(Dataset entries on figures)
◇ ◇ ◇ ◇
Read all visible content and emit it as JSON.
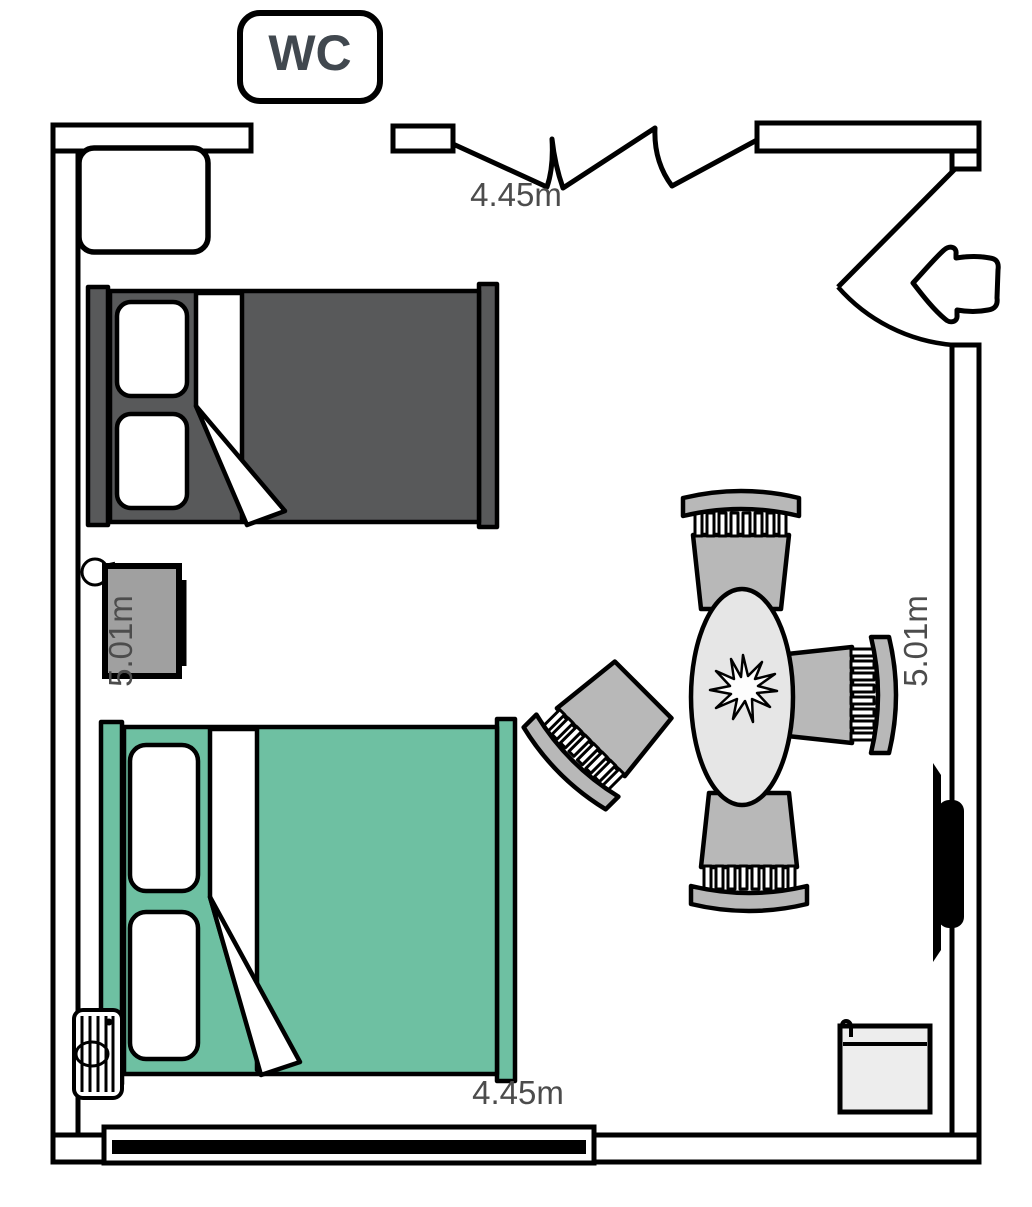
{
  "floor_plan": {
    "room_label": "WC",
    "dimensions": {
      "top": "4.45m",
      "bottom": "4.45m",
      "left": "5.01m",
      "right": "5.01m"
    }
  },
  "colors": {
    "wall_line": "#000000",
    "bed_dark_gray": "#58595a",
    "bed_teal": "#6ec0a2",
    "pillow_white": "#ffffff",
    "nightstand_gray": "#a0a0a0",
    "chair_gray": "#b8b8b8",
    "table_gray": "#e6e6e6",
    "bin_gray": "#ededed",
    "tv_black": "#000000",
    "dimension_text": "#4c4c4c",
    "wc_text": "#41484f"
  }
}
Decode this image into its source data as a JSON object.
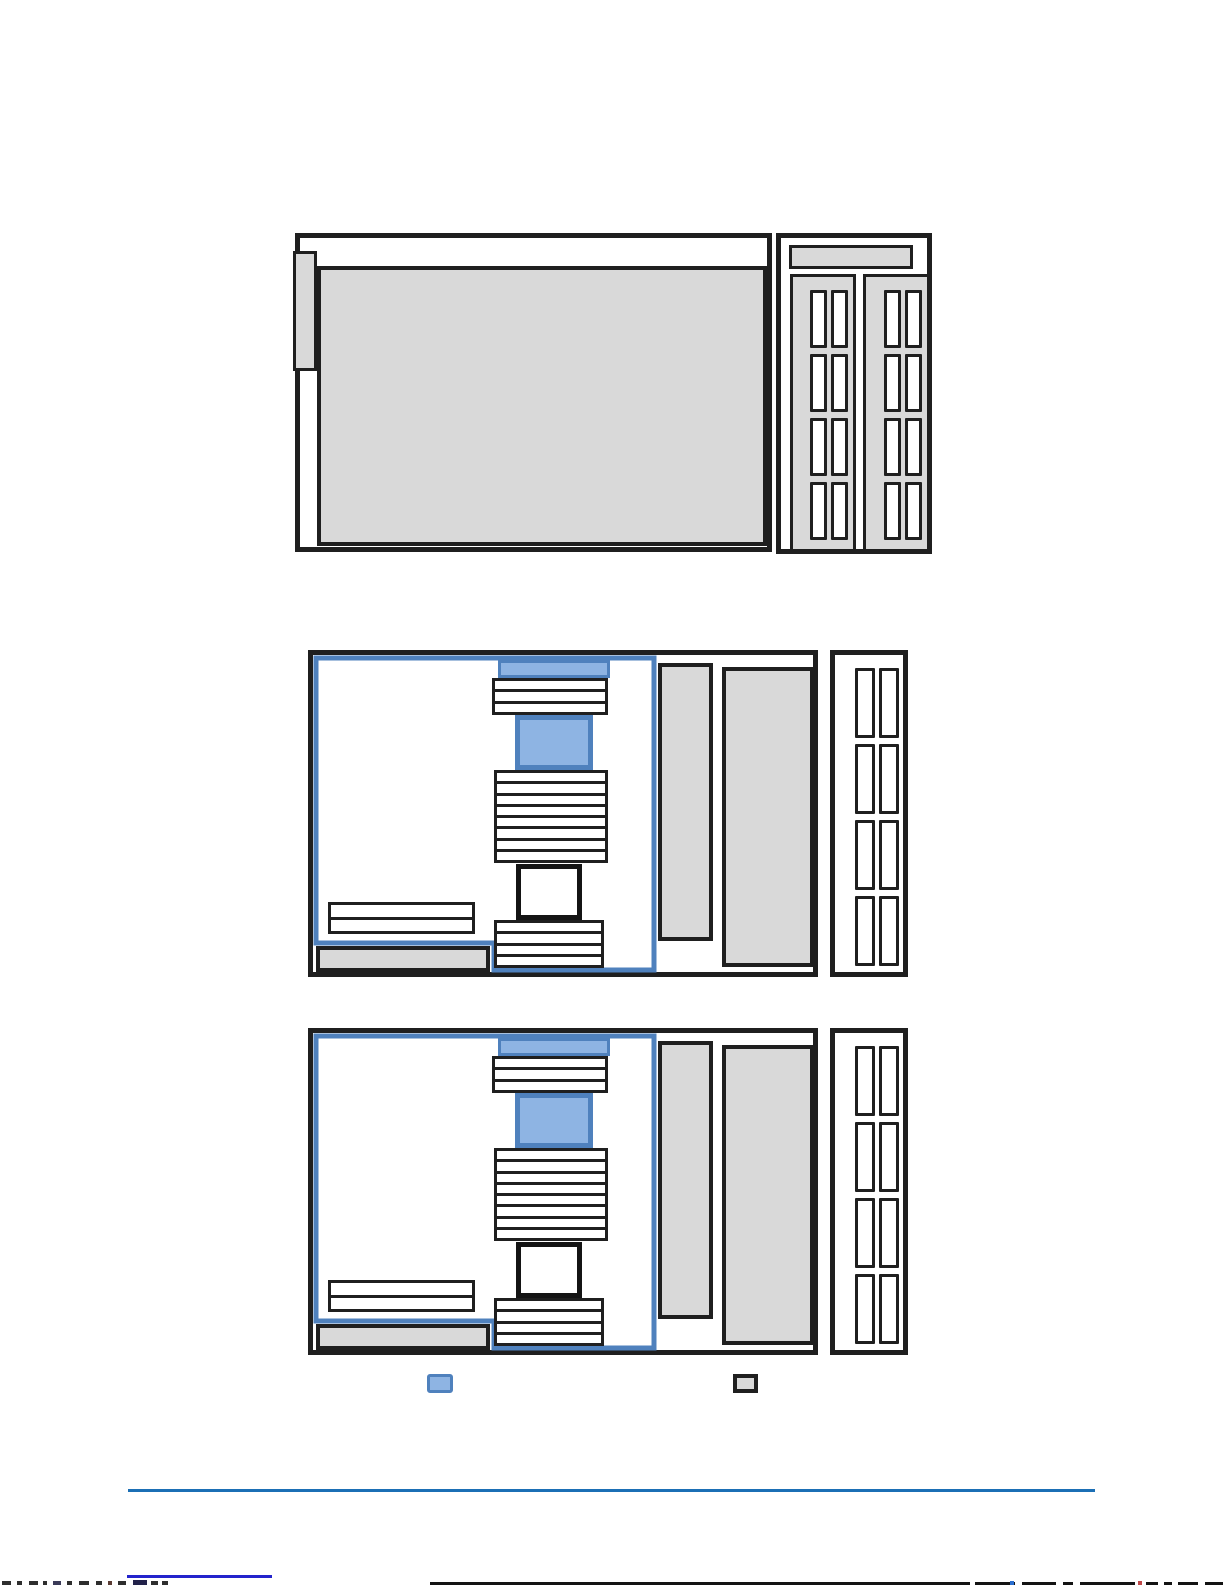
{
  "page": {
    "kind": "hardware-manual-page-with-figures",
    "visible_text": []
  },
  "colors": {
    "line_black": "#1f1f1f",
    "component_gray": "#d9d9d9",
    "highlight_fill": "#8eb4e3",
    "highlight_border": "#4f81bd",
    "footer_rule": "#1b6fb5",
    "clipped_link": "#2323cc"
  },
  "figures": {
    "chassis_overview": {
      "panels": 2,
      "panel_slot_count": 8,
      "has_left_tab": true,
      "has_top_bar": true
    },
    "system_board": {
      "copies": 2,
      "top_stack_slots": 3,
      "middle_stack_slots": 8,
      "bottom_stack_slots": 4,
      "side_stack_slots": 2,
      "rear_bay_slots": 8,
      "highlighted_parts": 2
    }
  },
  "legend": {
    "swatches": [
      {
        "name": "highlight",
        "fill": "#8eb4e3",
        "border": "#4f81bd"
      },
      {
        "name": "component",
        "fill": "#d9d9d9",
        "border": "#1f1f1f"
      }
    ]
  },
  "footer": {
    "rule_color": "#1b6fb5",
    "clipped_text_line": true
  }
}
◇ ◇ ◇ ◇
◆ What is being asked
Copy every line of the data exactly as written, excluding the pictures.

◆ Output for this exercise
Read all visible content and emit it as JSON.
{
  "floor_plan": {
    "room_label": "WC",
    "dimensions": {
      "top": "4.45m",
      "bottom": "4.45m",
      "left": "5.01m",
      "right": "5.01m"
    }
  },
  "colors": {
    "wall_line": "#000000",
    "bed_dark_gray": "#58595a",
    "bed_teal": "#6ec0a2",
    "pillow_white": "#ffffff",
    "nightstand_gray": "#a0a0a0",
    "chair_gray": "#b8b8b8",
    "table_gray": "#e6e6e6",
    "bin_gray": "#ededed",
    "tv_black": "#000000",
    "dimension_text": "#4c4c4c",
    "wc_text": "#41484f"
  }
}
Decode this image into its source data as a JSON object.
{
  "page": {
    "kind": "hardware-manual-page-with-figures",
    "visible_text": []
  },
  "colors": {
    "line_black": "#1f1f1f",
    "component_gray": "#d9d9d9",
    "highlight_fill": "#8eb4e3",
    "highlight_border": "#4f81bd",
    "footer_rule": "#1b6fb5",
    "clipped_link": "#2323cc"
  },
  "figures": {
    "chassis_overview": {
      "panels": 2,
      "panel_slot_count": 8,
      "has_left_tab": true,
      "has_top_bar": true
    },
    "system_board": {
      "copies": 2,
      "top_stack_slots": 3,
      "middle_stack_slots": 8,
      "bottom_stack_slots": 4,
      "side_stack_slots": 2,
      "rear_bay_slots": 8,
      "highlighted_parts": 2
    }
  },
  "legend": {
    "swatches": [
      {
        "name": "highlight",
        "fill": "#8eb4e3",
        "border": "#4f81bd"
      },
      {
        "name": "component",
        "fill": "#d9d9d9",
        "border": "#1f1f1f"
      }
    ]
  },
  "footer": {
    "rule_color": "#1b6fb5",
    "clipped_text_line": true
  }
}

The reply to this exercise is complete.